__Records from a collection__.
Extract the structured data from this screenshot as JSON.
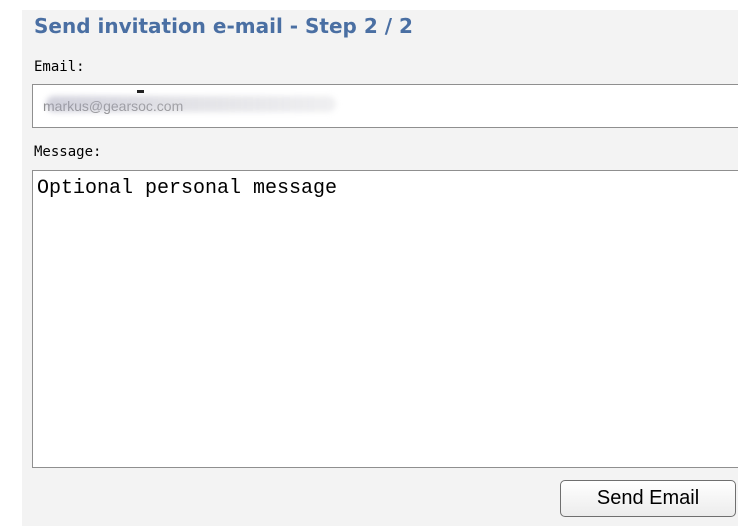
{
  "form": {
    "title": "Send invitation e-mail - Step 2 / 2",
    "email_label": "Email:",
    "email_value": "markus@gearsoc.com",
    "message_label": "Message:",
    "message_placeholder": "Optional personal message",
    "submit_label": "Send Email"
  },
  "colors": {
    "heading": "#4a6fa3",
    "panel_background": "#f3f3f3",
    "field_border": "#8f8f8f"
  }
}
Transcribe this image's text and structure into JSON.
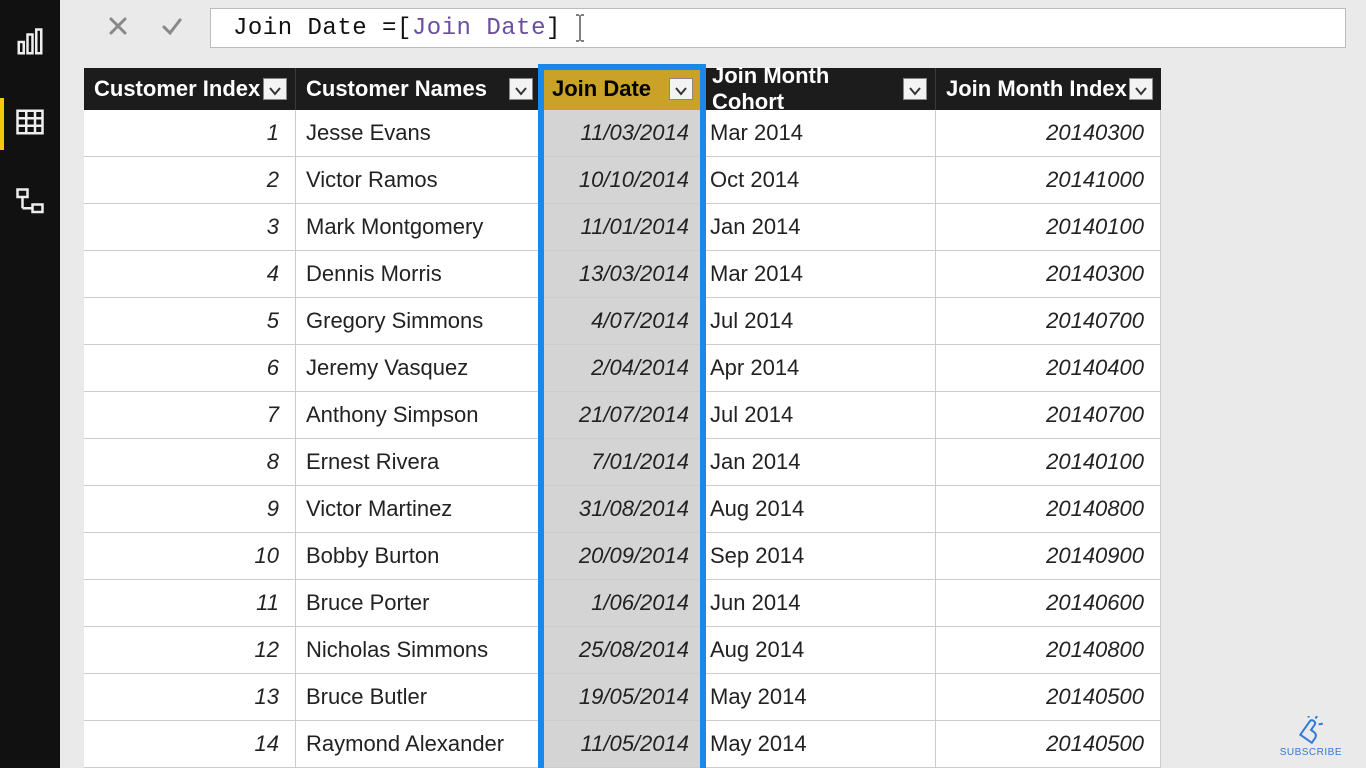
{
  "formula": {
    "prefix": "Join Date = ",
    "ref_open": "[",
    "ref_text": "Join Date",
    "ref_close": "]"
  },
  "columns": {
    "c0": "Customer Index",
    "c1": "Customer Names",
    "c2": "Join Date",
    "c3": "Join Month Cohort",
    "c4": "Join Month Index"
  },
  "rows": [
    {
      "idx": "1",
      "name": "Jesse Evans",
      "date": "11/03/2014",
      "cohort": "Mar 2014",
      "midx": "20140300"
    },
    {
      "idx": "2",
      "name": "Victor Ramos",
      "date": "10/10/2014",
      "cohort": "Oct 2014",
      "midx": "20141000"
    },
    {
      "idx": "3",
      "name": "Mark Montgomery",
      "date": "11/01/2014",
      "cohort": "Jan 2014",
      "midx": "20140100"
    },
    {
      "idx": "4",
      "name": "Dennis Morris",
      "date": "13/03/2014",
      "cohort": "Mar 2014",
      "midx": "20140300"
    },
    {
      "idx": "5",
      "name": "Gregory Simmons",
      "date": "4/07/2014",
      "cohort": "Jul 2014",
      "midx": "20140700"
    },
    {
      "idx": "6",
      "name": "Jeremy Vasquez",
      "date": "2/04/2014",
      "cohort": "Apr 2014",
      "midx": "20140400"
    },
    {
      "idx": "7",
      "name": "Anthony Simpson",
      "date": "21/07/2014",
      "cohort": "Jul 2014",
      "midx": "20140700"
    },
    {
      "idx": "8",
      "name": "Ernest Rivera",
      "date": "7/01/2014",
      "cohort": "Jan 2014",
      "midx": "20140100"
    },
    {
      "idx": "9",
      "name": "Victor Martinez",
      "date": "31/08/2014",
      "cohort": "Aug 2014",
      "midx": "20140800"
    },
    {
      "idx": "10",
      "name": "Bobby Burton",
      "date": "20/09/2014",
      "cohort": "Sep 2014",
      "midx": "20140900"
    },
    {
      "idx": "11",
      "name": "Bruce Porter",
      "date": "1/06/2014",
      "cohort": "Jun 2014",
      "midx": "20140600"
    },
    {
      "idx": "12",
      "name": "Nicholas Simmons",
      "date": "25/08/2014",
      "cohort": "Aug 2014",
      "midx": "20140800"
    },
    {
      "idx": "13",
      "name": "Bruce Butler",
      "date": "19/05/2014",
      "cohort": "May 2014",
      "midx": "20140500"
    },
    {
      "idx": "14",
      "name": "Raymond Alexander",
      "date": "11/05/2014",
      "cohort": "May 2014",
      "midx": "20140500"
    }
  ],
  "selected_column_index": 2,
  "subscribe_label": "SUBSCRIBE"
}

__Task brief__.
Copy all the lines above that hold the string "Month".

__Exercise solution__.
    "c3": "Join Month Cohort",
    "c4": "Join Month Index"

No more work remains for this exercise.